■ The exercise:
Reply with one number only: the count of lines below that contain the word "JSON".

Begin Input rows

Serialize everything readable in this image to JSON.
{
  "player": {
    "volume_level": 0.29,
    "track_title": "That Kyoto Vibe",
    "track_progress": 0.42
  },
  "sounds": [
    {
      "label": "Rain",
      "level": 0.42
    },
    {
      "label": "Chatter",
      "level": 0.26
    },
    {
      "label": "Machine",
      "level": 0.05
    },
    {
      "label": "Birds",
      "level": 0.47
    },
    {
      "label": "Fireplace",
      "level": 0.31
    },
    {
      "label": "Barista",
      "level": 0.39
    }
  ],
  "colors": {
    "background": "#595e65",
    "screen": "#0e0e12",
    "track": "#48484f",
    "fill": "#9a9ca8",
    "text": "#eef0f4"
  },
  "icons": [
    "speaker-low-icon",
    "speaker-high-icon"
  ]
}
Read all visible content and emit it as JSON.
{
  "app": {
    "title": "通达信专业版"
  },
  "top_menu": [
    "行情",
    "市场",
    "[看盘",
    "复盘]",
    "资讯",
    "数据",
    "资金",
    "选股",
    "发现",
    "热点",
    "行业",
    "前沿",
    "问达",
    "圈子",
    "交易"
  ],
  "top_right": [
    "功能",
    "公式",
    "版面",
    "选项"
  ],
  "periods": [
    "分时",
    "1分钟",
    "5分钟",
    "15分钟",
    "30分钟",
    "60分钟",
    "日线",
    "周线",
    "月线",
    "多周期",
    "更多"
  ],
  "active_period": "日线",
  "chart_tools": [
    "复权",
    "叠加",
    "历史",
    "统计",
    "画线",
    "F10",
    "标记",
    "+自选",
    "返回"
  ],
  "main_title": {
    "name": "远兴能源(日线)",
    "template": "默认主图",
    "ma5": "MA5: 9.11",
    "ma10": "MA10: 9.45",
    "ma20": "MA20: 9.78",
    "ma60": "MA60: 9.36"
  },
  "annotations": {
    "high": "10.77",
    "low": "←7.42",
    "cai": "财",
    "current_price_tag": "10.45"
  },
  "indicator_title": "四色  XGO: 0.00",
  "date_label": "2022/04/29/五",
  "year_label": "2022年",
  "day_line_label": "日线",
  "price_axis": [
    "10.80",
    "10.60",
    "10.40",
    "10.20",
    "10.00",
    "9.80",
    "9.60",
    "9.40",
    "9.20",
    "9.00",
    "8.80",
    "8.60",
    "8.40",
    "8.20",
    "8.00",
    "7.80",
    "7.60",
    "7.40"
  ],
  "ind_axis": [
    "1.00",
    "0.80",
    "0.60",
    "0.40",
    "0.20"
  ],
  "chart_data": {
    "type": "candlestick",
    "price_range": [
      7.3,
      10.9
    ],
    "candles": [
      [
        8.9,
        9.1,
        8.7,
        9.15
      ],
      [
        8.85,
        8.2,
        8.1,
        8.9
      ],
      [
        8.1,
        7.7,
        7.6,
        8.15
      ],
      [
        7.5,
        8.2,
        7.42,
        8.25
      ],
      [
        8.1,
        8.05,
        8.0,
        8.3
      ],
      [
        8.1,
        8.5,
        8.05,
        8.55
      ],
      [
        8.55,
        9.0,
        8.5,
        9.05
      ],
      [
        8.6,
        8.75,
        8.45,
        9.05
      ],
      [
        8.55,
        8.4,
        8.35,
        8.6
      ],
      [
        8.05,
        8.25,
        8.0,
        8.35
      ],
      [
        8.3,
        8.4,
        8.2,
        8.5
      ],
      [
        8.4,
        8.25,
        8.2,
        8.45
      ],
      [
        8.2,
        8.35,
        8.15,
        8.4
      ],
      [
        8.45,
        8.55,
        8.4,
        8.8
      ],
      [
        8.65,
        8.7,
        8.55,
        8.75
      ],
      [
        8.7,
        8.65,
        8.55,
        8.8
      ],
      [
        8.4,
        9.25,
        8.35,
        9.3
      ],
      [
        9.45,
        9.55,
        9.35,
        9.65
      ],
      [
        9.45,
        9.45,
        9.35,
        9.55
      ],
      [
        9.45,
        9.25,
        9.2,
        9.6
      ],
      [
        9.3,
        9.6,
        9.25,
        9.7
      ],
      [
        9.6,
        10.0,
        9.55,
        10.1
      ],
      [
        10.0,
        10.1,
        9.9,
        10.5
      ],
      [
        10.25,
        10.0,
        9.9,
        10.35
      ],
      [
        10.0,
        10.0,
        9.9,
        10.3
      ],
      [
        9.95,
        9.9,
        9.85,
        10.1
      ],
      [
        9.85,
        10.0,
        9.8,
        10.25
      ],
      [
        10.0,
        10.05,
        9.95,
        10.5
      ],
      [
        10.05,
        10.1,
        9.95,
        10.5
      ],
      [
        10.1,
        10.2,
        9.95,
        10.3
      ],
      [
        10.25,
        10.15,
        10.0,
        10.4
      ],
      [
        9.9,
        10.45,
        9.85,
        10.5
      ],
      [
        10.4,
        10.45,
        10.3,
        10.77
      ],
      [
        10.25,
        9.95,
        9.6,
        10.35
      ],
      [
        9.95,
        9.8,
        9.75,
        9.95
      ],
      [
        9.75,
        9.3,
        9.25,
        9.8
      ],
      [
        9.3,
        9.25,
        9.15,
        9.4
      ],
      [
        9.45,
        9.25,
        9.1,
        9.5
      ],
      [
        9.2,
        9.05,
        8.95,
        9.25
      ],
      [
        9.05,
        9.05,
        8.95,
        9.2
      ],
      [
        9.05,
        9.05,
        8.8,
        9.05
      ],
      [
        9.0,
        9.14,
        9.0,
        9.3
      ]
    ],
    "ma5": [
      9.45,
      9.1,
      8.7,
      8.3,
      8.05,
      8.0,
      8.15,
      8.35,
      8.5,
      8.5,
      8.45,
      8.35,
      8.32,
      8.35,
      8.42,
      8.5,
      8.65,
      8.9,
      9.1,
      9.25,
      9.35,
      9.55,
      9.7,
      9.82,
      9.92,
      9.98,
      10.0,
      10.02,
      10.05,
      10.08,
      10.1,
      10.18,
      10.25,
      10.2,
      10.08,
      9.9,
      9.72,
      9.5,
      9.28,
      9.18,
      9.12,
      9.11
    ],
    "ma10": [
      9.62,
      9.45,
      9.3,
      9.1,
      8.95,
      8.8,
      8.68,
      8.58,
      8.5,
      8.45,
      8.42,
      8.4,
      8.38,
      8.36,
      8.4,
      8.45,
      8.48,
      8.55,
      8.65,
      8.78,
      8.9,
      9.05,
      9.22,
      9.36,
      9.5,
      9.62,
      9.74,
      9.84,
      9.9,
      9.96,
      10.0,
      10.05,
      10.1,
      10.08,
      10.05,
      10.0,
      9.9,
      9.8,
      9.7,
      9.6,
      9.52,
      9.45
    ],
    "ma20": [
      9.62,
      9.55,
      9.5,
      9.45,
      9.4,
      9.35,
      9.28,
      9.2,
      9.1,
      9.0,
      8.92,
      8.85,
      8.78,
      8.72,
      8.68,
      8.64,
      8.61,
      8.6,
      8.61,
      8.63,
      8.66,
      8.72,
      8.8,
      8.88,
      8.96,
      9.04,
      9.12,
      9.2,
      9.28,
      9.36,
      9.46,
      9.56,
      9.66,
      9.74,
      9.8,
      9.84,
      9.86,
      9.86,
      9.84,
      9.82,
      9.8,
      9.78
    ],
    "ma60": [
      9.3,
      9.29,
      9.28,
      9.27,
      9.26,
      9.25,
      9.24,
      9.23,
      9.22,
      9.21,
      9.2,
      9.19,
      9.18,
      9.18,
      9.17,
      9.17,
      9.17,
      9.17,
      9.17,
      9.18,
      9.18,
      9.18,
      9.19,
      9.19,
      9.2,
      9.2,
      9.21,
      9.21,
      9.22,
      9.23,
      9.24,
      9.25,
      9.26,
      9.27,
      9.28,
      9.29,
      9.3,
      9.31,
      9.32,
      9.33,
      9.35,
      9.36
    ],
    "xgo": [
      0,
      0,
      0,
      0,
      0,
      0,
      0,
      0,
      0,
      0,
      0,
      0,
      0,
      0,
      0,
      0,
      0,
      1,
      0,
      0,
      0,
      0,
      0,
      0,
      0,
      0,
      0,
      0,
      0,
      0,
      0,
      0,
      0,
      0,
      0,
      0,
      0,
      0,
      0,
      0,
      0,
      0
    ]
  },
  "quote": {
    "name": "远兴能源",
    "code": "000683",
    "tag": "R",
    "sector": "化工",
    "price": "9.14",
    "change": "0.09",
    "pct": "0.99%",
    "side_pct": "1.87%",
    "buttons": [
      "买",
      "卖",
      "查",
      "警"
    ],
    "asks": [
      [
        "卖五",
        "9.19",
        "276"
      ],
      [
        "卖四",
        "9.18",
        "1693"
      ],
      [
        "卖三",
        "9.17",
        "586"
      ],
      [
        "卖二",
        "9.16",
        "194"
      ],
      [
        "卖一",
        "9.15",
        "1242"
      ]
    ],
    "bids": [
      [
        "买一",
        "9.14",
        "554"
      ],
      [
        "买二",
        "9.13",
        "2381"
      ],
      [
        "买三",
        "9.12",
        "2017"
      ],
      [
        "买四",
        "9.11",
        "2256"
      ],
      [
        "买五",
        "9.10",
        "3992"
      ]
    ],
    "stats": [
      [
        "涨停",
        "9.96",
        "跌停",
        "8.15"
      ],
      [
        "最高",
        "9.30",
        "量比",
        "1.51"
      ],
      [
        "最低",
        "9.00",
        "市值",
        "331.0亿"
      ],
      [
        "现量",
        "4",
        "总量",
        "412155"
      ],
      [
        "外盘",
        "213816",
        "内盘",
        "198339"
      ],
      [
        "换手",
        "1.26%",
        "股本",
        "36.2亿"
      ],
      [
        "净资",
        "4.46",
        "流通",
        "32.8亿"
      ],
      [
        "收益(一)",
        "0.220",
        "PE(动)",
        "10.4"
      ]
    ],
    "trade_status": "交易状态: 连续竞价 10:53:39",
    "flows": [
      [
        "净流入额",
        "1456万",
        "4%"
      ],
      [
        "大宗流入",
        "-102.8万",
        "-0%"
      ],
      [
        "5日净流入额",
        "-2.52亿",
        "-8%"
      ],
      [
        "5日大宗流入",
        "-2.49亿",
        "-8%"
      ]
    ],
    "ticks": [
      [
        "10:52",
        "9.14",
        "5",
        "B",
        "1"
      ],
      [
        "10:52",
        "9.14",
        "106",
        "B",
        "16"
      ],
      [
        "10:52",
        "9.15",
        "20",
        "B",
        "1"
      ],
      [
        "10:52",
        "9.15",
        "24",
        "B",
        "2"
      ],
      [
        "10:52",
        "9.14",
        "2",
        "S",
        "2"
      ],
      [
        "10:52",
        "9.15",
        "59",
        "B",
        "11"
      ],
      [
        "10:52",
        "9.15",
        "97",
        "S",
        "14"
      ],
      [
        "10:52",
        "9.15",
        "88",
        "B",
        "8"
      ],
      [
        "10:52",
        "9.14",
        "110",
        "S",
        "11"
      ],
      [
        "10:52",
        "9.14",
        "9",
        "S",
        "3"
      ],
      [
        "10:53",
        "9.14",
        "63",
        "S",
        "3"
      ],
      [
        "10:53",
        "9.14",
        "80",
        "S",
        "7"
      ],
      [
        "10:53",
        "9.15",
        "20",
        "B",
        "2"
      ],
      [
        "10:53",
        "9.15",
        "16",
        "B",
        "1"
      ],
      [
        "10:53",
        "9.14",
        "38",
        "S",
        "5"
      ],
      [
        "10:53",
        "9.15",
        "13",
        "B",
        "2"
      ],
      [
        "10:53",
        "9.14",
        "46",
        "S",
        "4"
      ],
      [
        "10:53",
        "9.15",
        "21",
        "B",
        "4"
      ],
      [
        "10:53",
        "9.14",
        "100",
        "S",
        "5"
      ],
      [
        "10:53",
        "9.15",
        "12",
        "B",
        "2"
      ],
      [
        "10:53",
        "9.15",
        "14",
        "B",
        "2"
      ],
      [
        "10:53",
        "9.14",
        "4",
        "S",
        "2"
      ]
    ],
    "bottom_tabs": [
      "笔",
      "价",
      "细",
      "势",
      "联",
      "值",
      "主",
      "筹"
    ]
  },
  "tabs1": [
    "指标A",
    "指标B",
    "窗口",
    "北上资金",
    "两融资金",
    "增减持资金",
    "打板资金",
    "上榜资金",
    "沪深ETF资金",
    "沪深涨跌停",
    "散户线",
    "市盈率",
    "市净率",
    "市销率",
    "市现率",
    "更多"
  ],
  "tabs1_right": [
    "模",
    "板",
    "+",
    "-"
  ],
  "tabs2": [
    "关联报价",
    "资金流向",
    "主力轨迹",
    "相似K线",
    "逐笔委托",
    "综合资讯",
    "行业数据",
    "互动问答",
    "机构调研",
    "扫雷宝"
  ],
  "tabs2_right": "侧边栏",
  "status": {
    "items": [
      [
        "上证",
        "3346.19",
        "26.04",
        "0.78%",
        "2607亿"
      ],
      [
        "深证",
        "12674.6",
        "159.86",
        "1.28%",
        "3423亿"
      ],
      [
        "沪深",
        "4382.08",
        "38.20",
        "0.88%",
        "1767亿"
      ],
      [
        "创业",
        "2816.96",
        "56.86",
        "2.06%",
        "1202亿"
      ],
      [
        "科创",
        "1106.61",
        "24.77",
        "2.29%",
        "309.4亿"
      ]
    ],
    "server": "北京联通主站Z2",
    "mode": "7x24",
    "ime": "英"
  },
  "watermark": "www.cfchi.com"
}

End Input rows

■ Reply:
2